GIVEN PROBLEM
Could you return every one of the records below line for line, with the pictures left out?

* BEGIN DATA PROVIDED *

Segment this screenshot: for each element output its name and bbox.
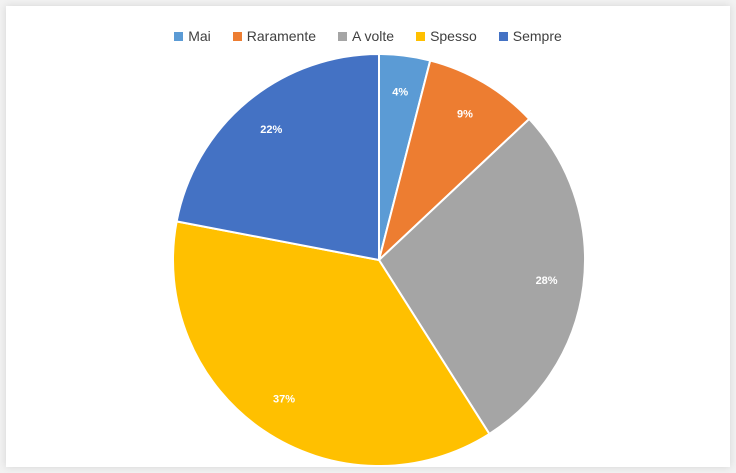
- data-label-mai: 4%: [392, 86, 408, 98]
- data-label-a-volte: 28%: [536, 275, 558, 287]
- legend-label-raramente: Raramente: [246, 28, 317, 44]
- legend-swatch-a-volte: [338, 31, 348, 41]
- legend-item-raramente: Raramente: [232, 28, 317, 44]
- legend-label-spesso: Spesso: [430, 28, 477, 44]
- pie-chart: 4% 9% 28% 37% 22%: [172, 52, 586, 467]
- legend-item-spesso: Spesso: [416, 28, 477, 44]
- legend-swatch-raramente: [232, 31, 242, 41]
- data-label-raramente: 9%: [457, 109, 473, 121]
- legend-label-mai: Mai: [188, 28, 211, 44]
- pie-slice-sempre: [175, 52, 380, 262]
- pie-slice-spesso: [172, 220, 491, 467]
- data-label-spesso: 37%: [273, 394, 295, 406]
- pie-slice-raramente: [377, 59, 531, 264]
- legend-item-a-volte: A volte: [338, 28, 394, 44]
- data-label-sempre: 22%: [260, 124, 282, 136]
- legend-swatch-sempre: [498, 31, 508, 41]
- legend-item-mai: Mai: [174, 28, 211, 44]
- legend-swatch-mai: [174, 31, 184, 41]
- chart-card: Mai Raramente A volte Spesso Sempre 4% 9%…: [6, 6, 730, 467]
- legend-label-sempre: Sempre: [512, 28, 562, 44]
- legend-item-sempre: Sempre: [498, 28, 562, 44]
- legend-swatch-spesso: [416, 31, 426, 41]
- legend-label-a-volte: A volte: [352, 28, 395, 44]
- pie-slice-a-volte: [377, 117, 586, 436]
- chart-legend: Mai Raramente A volte Spesso Sempre: [6, 28, 730, 44]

* END DATA PROVIDED *

OUTPUT
Segment this screenshot: for each element output its name and bbox.
- data-label-mai: 4%: [392, 86, 408, 98]
- data-label-a-volte: 28%: [536, 275, 558, 287]
- legend-label-raramente: Raramente: [246, 28, 317, 44]
- legend-swatch-a-volte: [338, 31, 348, 41]
- legend-item-raramente: Raramente: [232, 28, 317, 44]
- legend-label-spesso: Spesso: [430, 28, 477, 44]
- pie-chart: 4% 9% 28% 37% 22%: [172, 52, 586, 467]
- legend-item-spesso: Spesso: [416, 28, 477, 44]
- legend-swatch-raramente: [232, 31, 242, 41]
- data-label-raramente: 9%: [457, 109, 473, 121]
- legend-label-mai: Mai: [188, 28, 211, 44]
- pie-slice-sempre: [175, 52, 380, 262]
- pie-slice-spesso: [172, 220, 491, 467]
- data-label-spesso: 37%: [273, 394, 295, 406]
- pie-slice-raramente: [377, 59, 531, 264]
- legend-item-a-volte: A volte: [338, 28, 394, 44]
- data-label-sempre: 22%: [260, 124, 282, 136]
- legend-swatch-sempre: [498, 31, 508, 41]
- legend-item-mai: Mai: [174, 28, 211, 44]
- legend-swatch-mai: [174, 31, 184, 41]
- chart-card: Mai Raramente A volte Spesso Sempre 4% 9%…: [6, 6, 730, 467]
- legend-label-sempre: Sempre: [512, 28, 562, 44]
- legend-item-sempre: Sempre: [498, 28, 562, 44]
- legend-swatch-spesso: [416, 31, 426, 41]
- legend-label-a-volte: A volte: [352, 28, 395, 44]
- pie-slice-a-volte: [377, 117, 586, 436]
- chart-legend: Mai Raramente A volte Spesso Sempre: [6, 28, 730, 44]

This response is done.